Item position entries:

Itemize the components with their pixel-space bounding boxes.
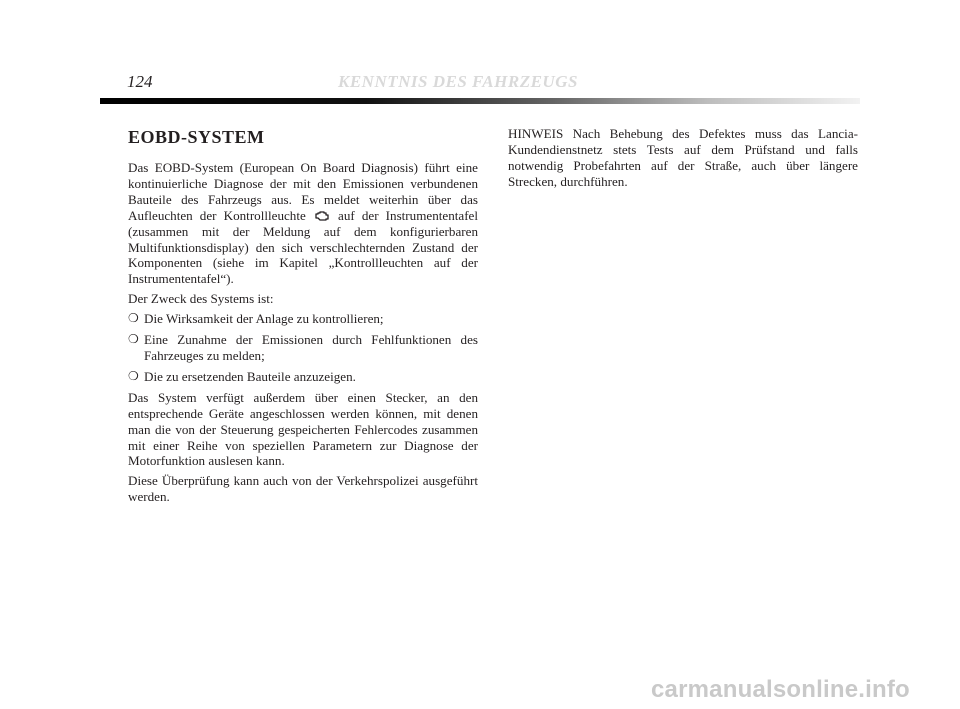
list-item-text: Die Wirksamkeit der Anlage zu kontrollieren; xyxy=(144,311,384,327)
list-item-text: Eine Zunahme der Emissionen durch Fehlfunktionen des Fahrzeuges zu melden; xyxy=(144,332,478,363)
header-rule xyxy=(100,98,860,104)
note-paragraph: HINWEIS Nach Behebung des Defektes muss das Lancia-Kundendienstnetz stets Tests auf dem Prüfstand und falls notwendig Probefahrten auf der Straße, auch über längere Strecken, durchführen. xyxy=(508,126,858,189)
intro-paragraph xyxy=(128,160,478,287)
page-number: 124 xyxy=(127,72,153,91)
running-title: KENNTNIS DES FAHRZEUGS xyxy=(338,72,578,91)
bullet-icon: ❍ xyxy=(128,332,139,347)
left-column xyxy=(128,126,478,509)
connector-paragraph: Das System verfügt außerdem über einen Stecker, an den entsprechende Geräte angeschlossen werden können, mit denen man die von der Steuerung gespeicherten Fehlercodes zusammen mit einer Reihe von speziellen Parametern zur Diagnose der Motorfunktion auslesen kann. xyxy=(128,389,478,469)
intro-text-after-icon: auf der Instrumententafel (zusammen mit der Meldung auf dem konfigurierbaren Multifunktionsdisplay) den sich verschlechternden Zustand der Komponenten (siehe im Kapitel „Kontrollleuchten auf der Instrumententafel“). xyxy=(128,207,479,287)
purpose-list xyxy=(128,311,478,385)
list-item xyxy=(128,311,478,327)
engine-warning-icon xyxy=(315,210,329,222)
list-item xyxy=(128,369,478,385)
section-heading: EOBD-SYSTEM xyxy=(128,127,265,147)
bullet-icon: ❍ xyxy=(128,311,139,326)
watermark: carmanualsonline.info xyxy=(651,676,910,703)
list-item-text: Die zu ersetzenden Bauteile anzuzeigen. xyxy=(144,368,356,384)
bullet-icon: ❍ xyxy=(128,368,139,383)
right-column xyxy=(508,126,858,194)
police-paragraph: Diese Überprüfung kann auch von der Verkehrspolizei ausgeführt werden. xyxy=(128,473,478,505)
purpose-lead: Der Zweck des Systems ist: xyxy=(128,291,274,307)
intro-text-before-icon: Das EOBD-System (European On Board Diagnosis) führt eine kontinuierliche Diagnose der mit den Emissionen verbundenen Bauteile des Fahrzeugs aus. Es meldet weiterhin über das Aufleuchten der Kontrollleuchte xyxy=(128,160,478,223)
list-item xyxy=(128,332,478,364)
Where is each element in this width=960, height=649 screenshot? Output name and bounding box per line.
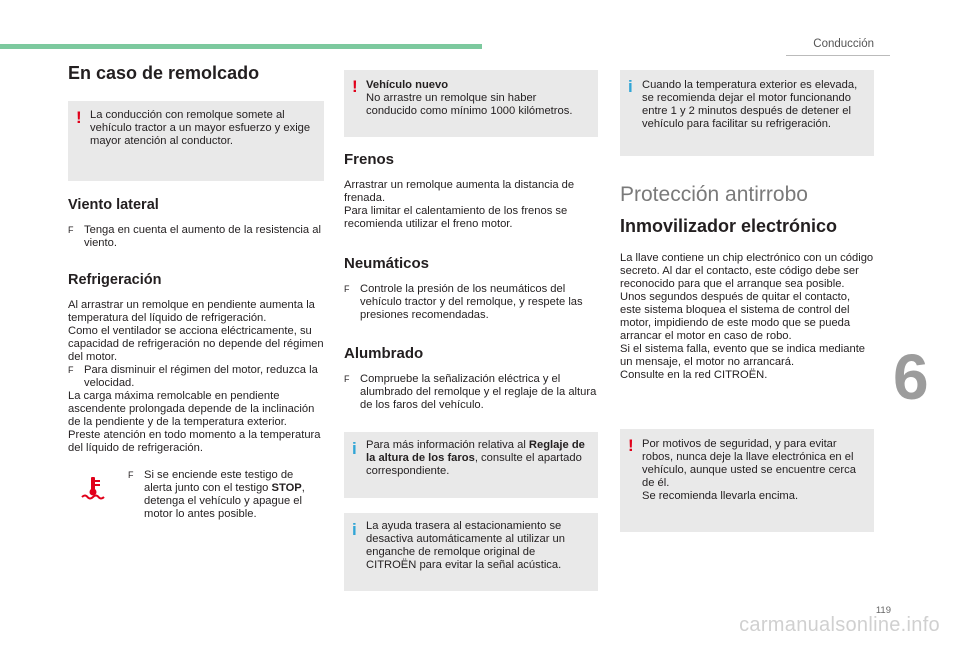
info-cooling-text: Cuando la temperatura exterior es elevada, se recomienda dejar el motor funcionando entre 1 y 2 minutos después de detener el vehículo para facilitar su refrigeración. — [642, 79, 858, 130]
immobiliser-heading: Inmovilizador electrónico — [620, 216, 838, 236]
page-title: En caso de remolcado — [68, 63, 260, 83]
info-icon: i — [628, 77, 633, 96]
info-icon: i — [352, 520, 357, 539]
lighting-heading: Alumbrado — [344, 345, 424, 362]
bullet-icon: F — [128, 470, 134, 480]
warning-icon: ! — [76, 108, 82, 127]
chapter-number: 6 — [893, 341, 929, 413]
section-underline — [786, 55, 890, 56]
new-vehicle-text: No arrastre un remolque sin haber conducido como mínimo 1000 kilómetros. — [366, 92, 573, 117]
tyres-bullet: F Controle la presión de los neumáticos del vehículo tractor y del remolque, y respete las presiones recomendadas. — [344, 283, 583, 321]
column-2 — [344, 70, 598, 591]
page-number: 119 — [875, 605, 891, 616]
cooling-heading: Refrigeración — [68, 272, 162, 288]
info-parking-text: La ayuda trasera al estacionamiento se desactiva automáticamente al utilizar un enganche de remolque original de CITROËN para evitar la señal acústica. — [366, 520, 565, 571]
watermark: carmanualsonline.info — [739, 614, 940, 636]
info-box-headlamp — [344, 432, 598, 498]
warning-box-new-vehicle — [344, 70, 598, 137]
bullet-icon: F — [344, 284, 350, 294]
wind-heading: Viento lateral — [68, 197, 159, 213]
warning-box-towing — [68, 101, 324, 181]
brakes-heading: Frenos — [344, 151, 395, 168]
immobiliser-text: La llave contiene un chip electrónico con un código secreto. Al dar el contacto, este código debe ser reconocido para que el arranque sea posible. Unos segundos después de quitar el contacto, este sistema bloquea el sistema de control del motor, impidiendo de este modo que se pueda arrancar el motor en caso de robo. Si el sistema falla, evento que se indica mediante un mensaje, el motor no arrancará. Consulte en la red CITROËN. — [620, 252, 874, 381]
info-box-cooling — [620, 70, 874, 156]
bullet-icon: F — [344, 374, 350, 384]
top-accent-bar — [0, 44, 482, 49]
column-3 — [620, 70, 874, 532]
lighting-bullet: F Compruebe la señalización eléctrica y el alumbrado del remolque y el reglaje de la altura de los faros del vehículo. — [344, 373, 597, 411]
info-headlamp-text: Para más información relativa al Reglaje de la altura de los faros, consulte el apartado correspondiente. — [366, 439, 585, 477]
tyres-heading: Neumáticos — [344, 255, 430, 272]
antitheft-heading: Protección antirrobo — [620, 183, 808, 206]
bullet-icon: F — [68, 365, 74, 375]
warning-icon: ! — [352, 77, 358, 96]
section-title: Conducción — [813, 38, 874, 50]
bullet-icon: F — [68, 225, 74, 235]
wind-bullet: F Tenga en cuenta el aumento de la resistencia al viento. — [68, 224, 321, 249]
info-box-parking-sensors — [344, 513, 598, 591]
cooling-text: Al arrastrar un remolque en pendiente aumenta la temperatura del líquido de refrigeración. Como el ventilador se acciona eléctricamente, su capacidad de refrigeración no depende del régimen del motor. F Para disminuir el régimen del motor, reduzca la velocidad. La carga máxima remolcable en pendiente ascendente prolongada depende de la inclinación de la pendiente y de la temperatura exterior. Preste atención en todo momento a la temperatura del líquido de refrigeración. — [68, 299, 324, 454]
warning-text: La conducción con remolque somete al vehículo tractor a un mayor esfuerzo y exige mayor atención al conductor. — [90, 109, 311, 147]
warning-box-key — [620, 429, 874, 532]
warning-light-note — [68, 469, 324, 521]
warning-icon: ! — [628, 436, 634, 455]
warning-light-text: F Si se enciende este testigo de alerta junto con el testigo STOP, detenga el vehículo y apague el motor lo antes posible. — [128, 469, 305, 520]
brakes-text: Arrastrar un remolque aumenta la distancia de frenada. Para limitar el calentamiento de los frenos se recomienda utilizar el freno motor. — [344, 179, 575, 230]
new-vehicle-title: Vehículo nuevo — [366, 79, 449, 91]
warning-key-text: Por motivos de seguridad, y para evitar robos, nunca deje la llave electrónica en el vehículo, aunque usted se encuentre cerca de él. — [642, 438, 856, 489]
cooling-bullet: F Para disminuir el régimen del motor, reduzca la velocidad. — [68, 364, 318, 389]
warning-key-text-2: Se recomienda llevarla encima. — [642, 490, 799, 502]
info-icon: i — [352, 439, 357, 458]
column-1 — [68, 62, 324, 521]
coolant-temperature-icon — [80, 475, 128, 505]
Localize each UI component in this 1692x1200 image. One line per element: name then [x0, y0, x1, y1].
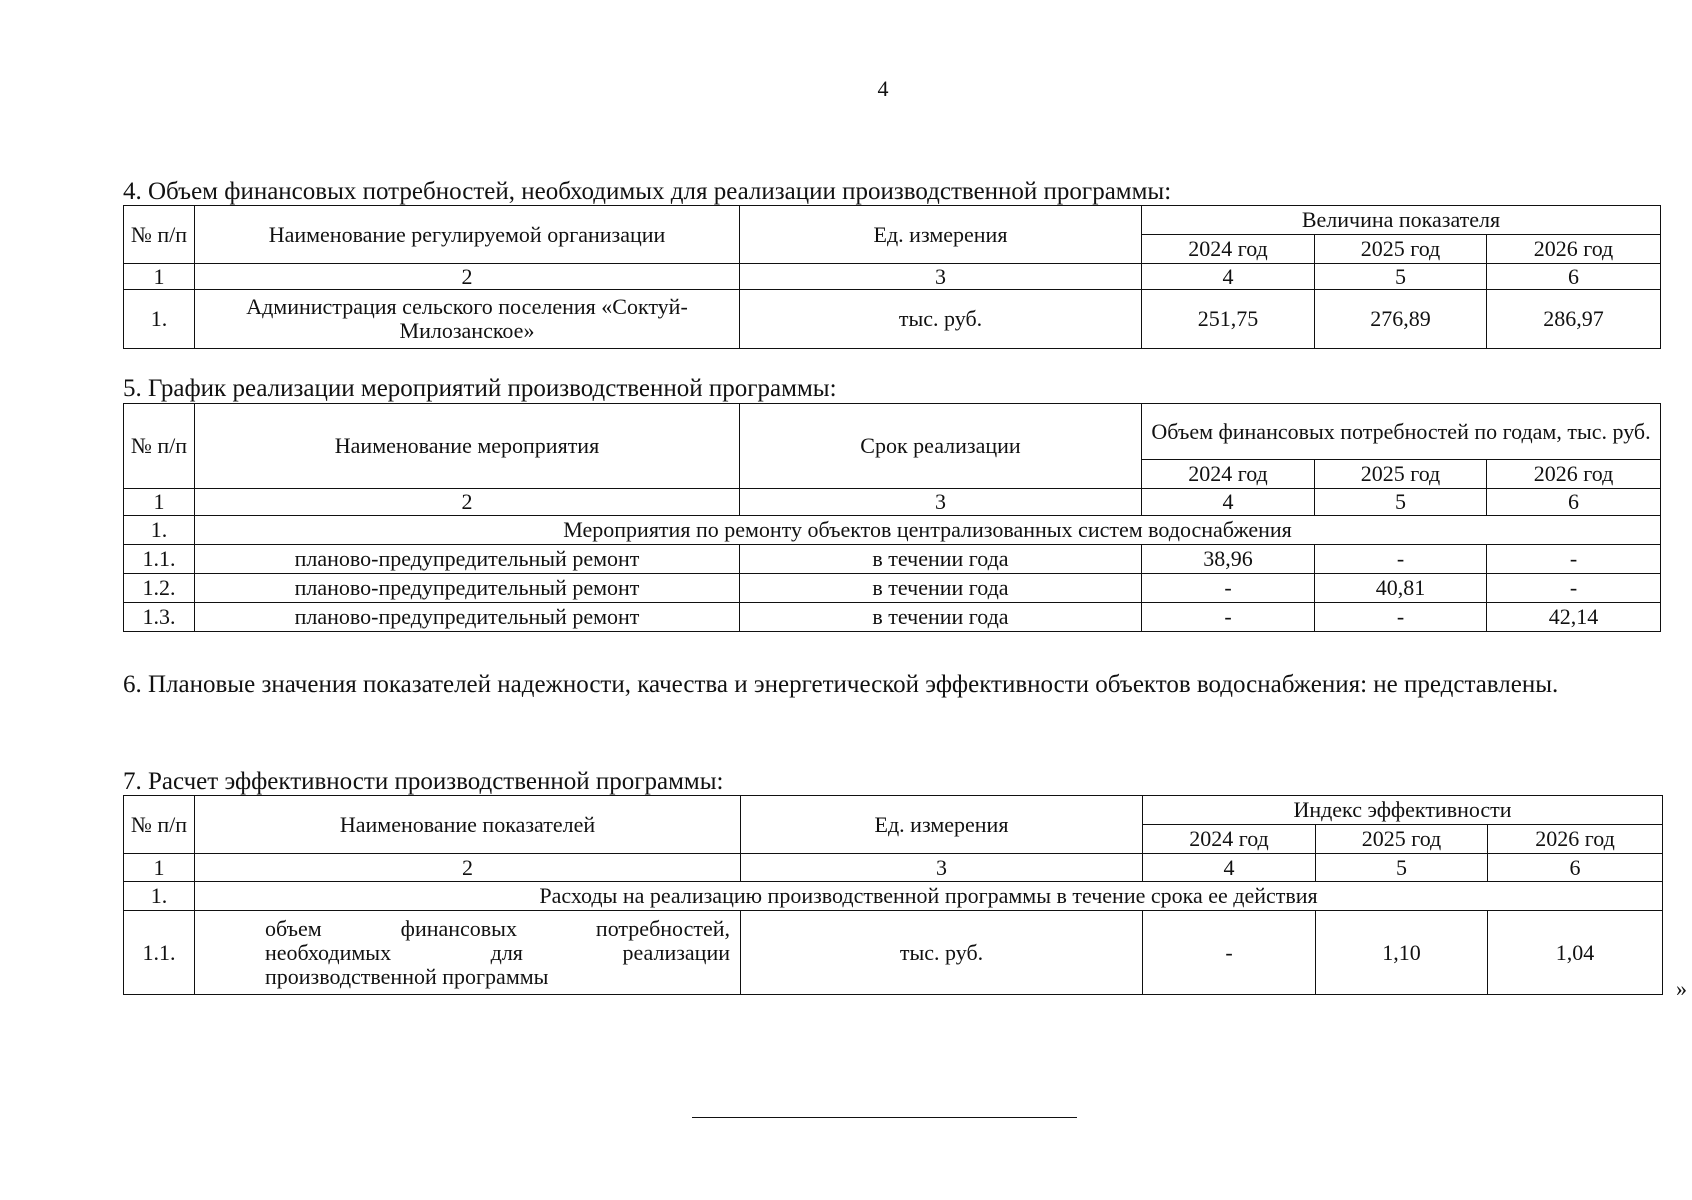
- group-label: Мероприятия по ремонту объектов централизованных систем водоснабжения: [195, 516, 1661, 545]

> **WORK TO COMPLETE**
Reproduce verbatim the lines of the items from the line with "info-cooling-text: Cuando la" up to and including the line with "info-icon: i — [352, 520, 357, 539]".

> **FINAL RESULT**
info-cooling-text: Cuando la temperatura exterior es elevada, se recomienda dejar el motor funcionando entre 1 y 2 minutos después de detener el vehículo para facilitar su refrigeración. — [642, 79, 858, 130]
immobiliser-heading: Inmovilizador electrónico — [620, 216, 838, 236]
page-title: En caso de remolcado — [68, 63, 260, 83]
info-icon: i — [628, 77, 633, 96]
info-icon: i — [352, 520, 357, 539]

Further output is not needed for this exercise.